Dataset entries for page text
■ ■ ■ ■ ■
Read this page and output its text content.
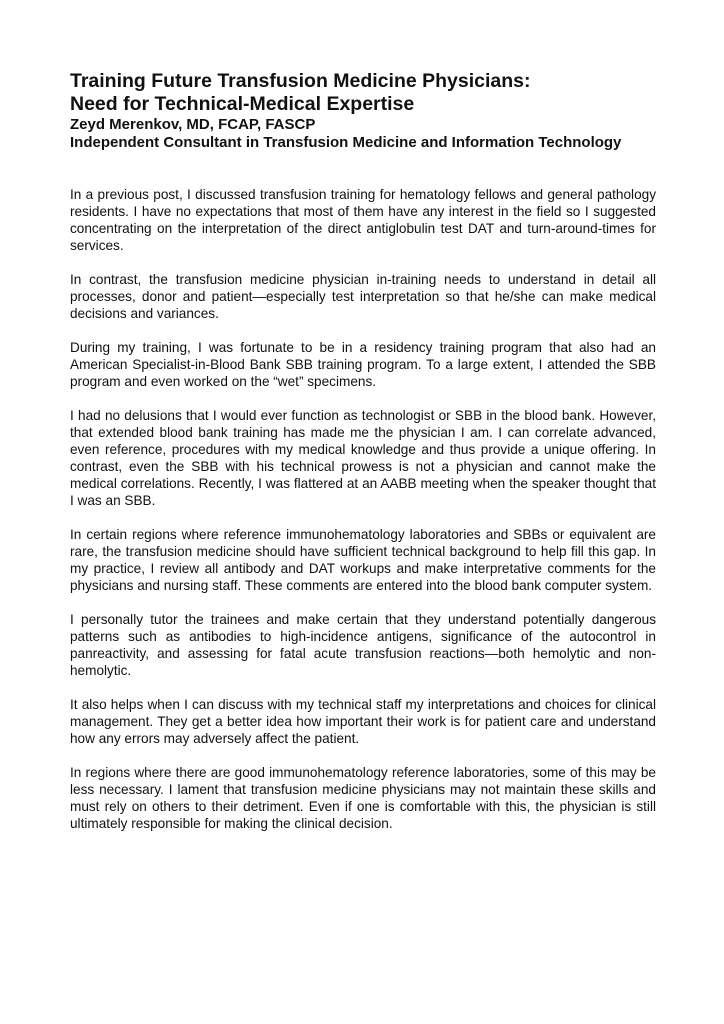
Training Future Transfusion Medicine Physicians:
Need for Technical-Medical Expertise

Zeyd Merenkov, MD, FCAP, FASCP

Independent Consultant in Transfusion Medicine and Information Technology

In a previous post, I discussed transfusion training for hematology fellows and general pathology residents. I have no expectations that most of them have any interest in the field so I suggested concentrating on the interpretation of the direct antiglobulin test DAT and turn-around-times for services.

In contrast, the transfusion medicine physician in-training needs to understand in detail all processes, donor and patient—especially test interpretation so that he/she can make medical decisions and variances.

During my training, I was fortunate to be in a residency training program that also had an American Specialist-in-Blood Bank SBB training program. To a large extent, I attended the SBB program and even worked on the “wet” specimens.

I had no delusions that I would ever function as technologist or SBB in the blood bank. However, that extended blood bank training has made me the physician I am. I can correlate advanced, even reference, procedures with my medical knowledge and thus provide a unique offering. In contrast, even the SBB with his technical prowess is not a physician and cannot make the medical correlations. Recently, I was flattered at an AABB meeting when the speaker thought that I was an SBB.

In certain regions where reference immunohematology laboratories and SBBs or equivalent are rare, the transfusion medicine should have sufficient technical background to help fill this gap. In my practice, I review all antibody and DAT workups and make interpretative comments for the physicians and nursing staff. These comments are entered into the blood bank computer system.

I personally tutor the trainees and make certain that they understand potentially dangerous patterns such as antibodies to high-incidence antigens, significance of the autocontrol in panreactivity, and assessing for fatal acute transfusion reactions—both hemolytic and non-hemolytic.

It also helps when I can discuss with my technical staff my interpretations and choices for clinical management. They get a better idea how important their work is for patient care and understand how any errors may adversely affect the patient.

In regions where there are good immunohematology reference laboratories, some of this may be less necessary. I lament that transfusion medicine physicians may not maintain these skills and must rely on others to their detriment. Even if one is comfortable with this, the physician is still ultimately responsible for making the clinical decision.
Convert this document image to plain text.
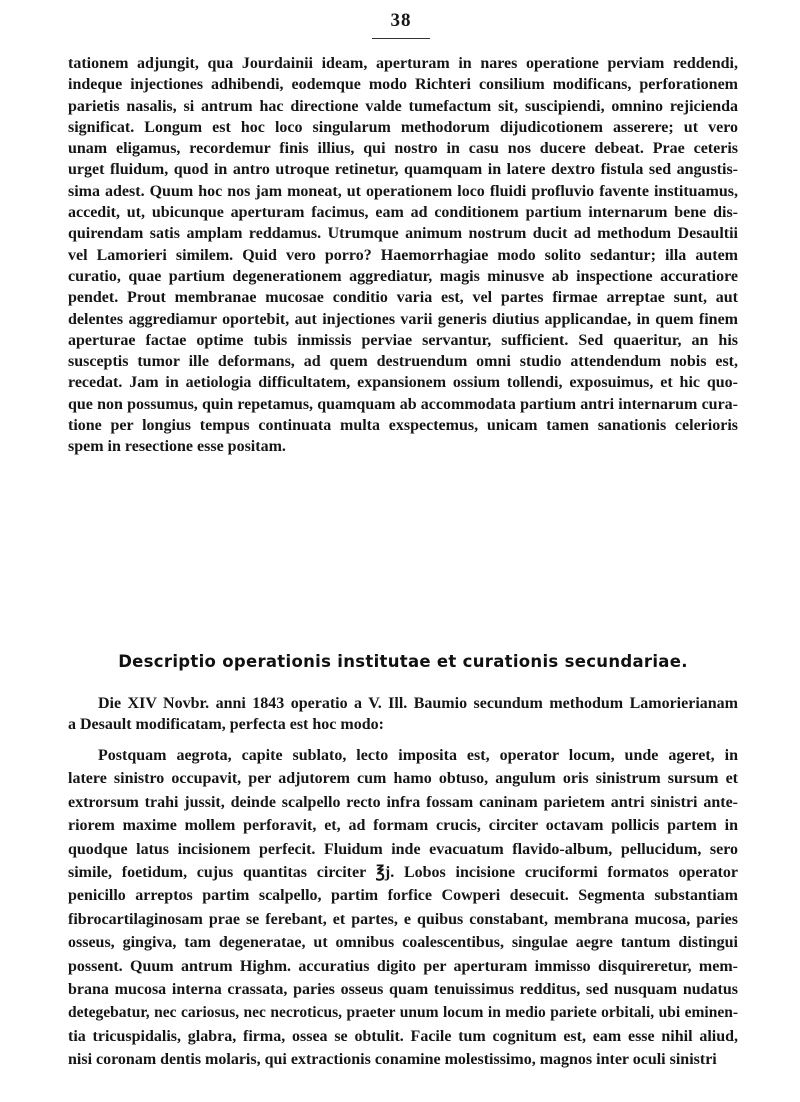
38

tationem adjungit, qua Jourdainii ideam, aperturam in nares operatione perviam reddendi,
indeque injectiones adhibendi, eodemque modo Richteri consilium modificans, perforationem
parietis nasalis, si antrum hac directione valde tumefactum sit, suscipiendi, omnino rejicienda
significat. Longum est hoc loco singularum methodorum dijudicotionem asserere; ut vero
unam eligamus, recordemur finis illius, qui nostro in casu nos ducere debeat. Prae ceteris
urget fluidum, quod in antro utroque retinetur, quamquam in latere dextro fistula sed angustis-
sima adest. Quum hoc nos jam moneat, ut operationem loco fluidi profluvio favente instituamus,
accedit, ut, ubicunque aperturam facimus, eam ad conditionem partium internarum bene dis-
quirendam satis amplam reddamus. Utrumque animum nostrum ducit ad methodum Desaultii
vel Lamorieri similem. Quid vero porro? Haemorrhagiae modo solito sedantur; illa autem
curatio, quae partium degenerationem aggrediatur, magis minusve ab inspectione accuratiore
pendet. Prout membranae mucosae conditio varia est, vel partes firmae arreptae sunt, aut
delentes aggrediamur oportebit, aut injectiones varii generis diutius applicandae, in quem finem
aperturae factae optime tubis inmissis perviae servantur, sufficient. Sed quaeritur, an his
susceptis tumor ille deformans, ad quem destruendum omni studio attendendum nobis est,
recedat. Jam in aetiologia difficultatem, expansionem ossium tollendi, exposuimus, et hic quo-
que non possumus, quin repetamus, quamquam ab accommodata partium antri internarum cura-
tione per longius tempus continuata multa exspectemus, unicam tamen sanationis celerioris
spem in resectione esse positam.

Descriptio operationis institutae et curationis secundariae.

Die XIV Novbr. anni 1843 operatio a V. Ill. Baumio secundum methodum Lamorierianam
a Desault modificatam, perfecta est hoc modo:

Postquam aegrota, capite sublato, lecto imposita est, operator locum, unde ageret, in
latere sinistro occupavit, per adjutorem cum hamo obtuso, angulum oris sinistrum sursum et
extrorsum trahi jussit, deinde scalpello recto infra fossam caninam parietem antri sinistri ante-
riorem maxime mollem perforavit, et, ad formam crucis, circiter octavam pollicis partem in
quodque latus incisionem perfecit. Fluidum inde evacuatum flavido-album, pellucidum, sero
simile, foetidum, cujus quantitas circiter ℥j. Lobos incisione cruciformi formatos operator
penicillo arreptos partim scalpello, partim forfice Cowperi desecuit. Segmenta substantiam
fibrocartilaginosam prae se ferebant, et partes, e quibus constabant, membrana mucosa, paries
osseus, gingiva, tam degeneratae, ut omnibus coalescentibus, singulae aegre tantum distingui
possent. Quum antrum Highm. accuratius digito per aperturam immisso disquireretur, mem-
brana mucosa interna crassata, paries osseus quam tenuissimus redditus, sed nusquam nudatus
detegebatur, nec cariosus, nec necroticus, praeter unum locum in medio pariete orbitali, ubi eminen-
tia tricuspidalis, glabra, firma, ossea se obtulit. Facile tum cognitum est, eam esse nihil aliud,
nisi coronam dentis molaris, qui extractionis conamine molestissimo, magnos inter oculi sinistri
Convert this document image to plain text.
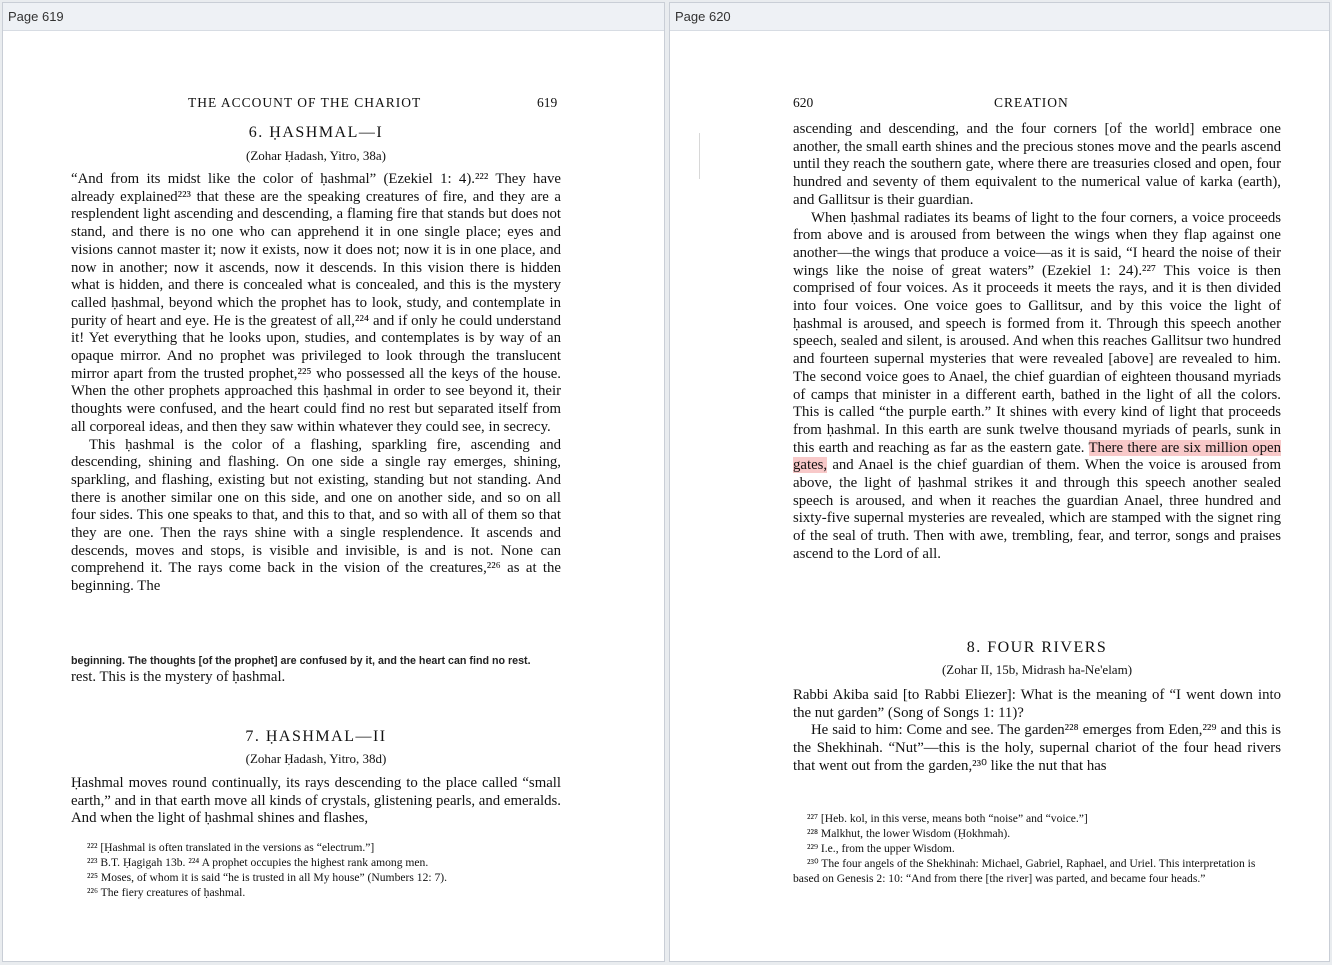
Page 619
THE ACCOUNT OF THE CHARIOT	619
6. ḤASHMAL—I
(Zohar Ḥadash, Yitro, 38a)

“And from its midst like the color of ḥashmal” (Ezekiel 1: 4).²²² They have already explained²²³ that these are the speaking creatures of fire, and they are a resplendent light ascending and descending, a flaming fire that stands but does not stand, and there is no one who can apprehend it in one single place; eyes and visions cannot master it; now it exists, now it does not; now it is in one place, and now in another; now it ascends, now it descends. In this vision there is hidden what is hidden, and there is concealed what is concealed, and this is the mystery called ḥashmal, beyond which the prophet has to look, study, and contemplate in purity of heart and eye. He is the greatest of all,²²⁴ and if only he could understand it! Yet everything that he looks upon, studies, and contemplates is by way of an opaque mirror. And no prophet was privileged to look through the translucent mirror apart from the trusted prophet,²²⁵ who possessed all the keys of the house. When the other prophets approached this ḥashmal in order to see beyond it, their thoughts were confused, and the heart could find no rest but separated itself from all corporeal ideas, and then they saw within whatever they could see, in secrecy.

This ḥashmal is the color of a flashing, sparkling fire, ascending and descending, shining and flashing. On one side a single ray emerges, shining, sparkling, and flashing, existing but not existing, standing but not standing. And there is another similar one on this side, and one on another side, and so on all four sides. This one speaks to that, and this to that, and so with all of them so that they are one. Then the rays shine with a single resplendence. It ascends and descends, moves and stops, is visible and invisible, is and is not. None can comprehend it. The rays come back in the vision of the creatures,²²⁶ as at the beginning. The

beginning. The thoughts [of the prophet] are confused by it, and the heart can find no rest.
rest. This is the mystery of ḥashmal.
7. ḤASHMAL—II
(Zohar Ḥadash, Yitro, 38d)

Ḥashmal moves round continually, its rays descending to the place called “small earth,” and in that earth move all kinds of crystals, glistening pearls, and emeralds. And when the light of ḥashmal shines and flashes,

²²² [Ḥashmal is often translated in the versions as “electrum.”]

²²³ B.T. Ḥagigah 13b. ²²⁴ A prophet occupies the highest rank among men.

²²⁵ Moses, of whom it is said “he is trusted in all My house” (Numbers 12: 7).

²²⁶ The fiery creatures of ḥashmal.

Page 620
620	CREATION

ascending and descending, and the four corners [of the world] embrace one another, the small earth shines and the precious stones move and the pearls ascend until they reach the southern gate, where there are treasuries closed and open, four hundred and seventy of them equivalent to the numerical value of karka (earth), and Gallitsur is their guardian.

When ḥashmal radiates its beams of light to the four corners, a voice proceeds from above and is aroused from between the wings when they flap against one another—the wings that produce a voice—as it is said, “I heard the noise of their wings like the noise of great waters” (Ezekiel 1: 24).²²⁷ This voice is then comprised of four voices. As it proceeds it meets the rays, and it is then divided into four voices. One voice goes to Gallitsur, and by this voice the light of ḥashmal is aroused, and speech is formed from it. Through this speech another speech, sealed and silent, is aroused. And when this reaches Gallitsur two hundred and fourteen supernal mysteries that were revealed [above] are revealed to him. The second voice goes to Anael, the chief guardian of eighteen thousand myriads of camps that minister in a different earth, bathed in the light of all the colors. This is called “the purple earth.” It shines with every kind of light that proceeds from ḥashmal. In this earth are sunk twelve thousand myriads of pearls, sunk in this earth and reaching as far as the eastern gate. There there are six million open gates, and Anael is the chief guardian of them. When the voice is aroused from above, the light of ḥashmal strikes it and through this speech another sealed speech is aroused, and when it reaches the guardian Anael, three hundred and sixty-five supernal mysteries are revealed, which are stamped with the signet ring of the seal of truth. Then with awe, trembling, fear, and terror, songs and praises ascend to the Lord of all.

8. FOUR RIVERS
(Zohar II, 15b, Midrash ha-Ne'elam)

Rabbi Akiba said [to Rabbi Eliezer]: What is the meaning of “I went down into the nut garden” (Song of Songs 1: 11)?

He said to him: Come and see. The garden²²⁸ emerges from Eden,²²⁹ and this is the Shekhinah. “Nut”—this is the holy, supernal chariot of the four head rivers that went out from the garden,²³⁰ like the nut that has

²²⁷ [Heb. kol, in this verse, means both “noise” and “voice.”]

²²⁸ Malkhut, the lower Wisdom (Ḥokhmah).

²²⁹ I.e., from the upper Wisdom.

²³⁰ The four angels of the Shekhinah: Michael, Gabriel, Raphael, and Uriel. This interpretation is based on Genesis 2: 10: “And from there [the river] was parted, and became four heads.”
■ ■ ■ ■ ■
> **DESCRIPTION OF THE TASK**
Give the number of lines in the records that contain the word "partes", and write nothing else.

> **OUTPUT BELOW**
2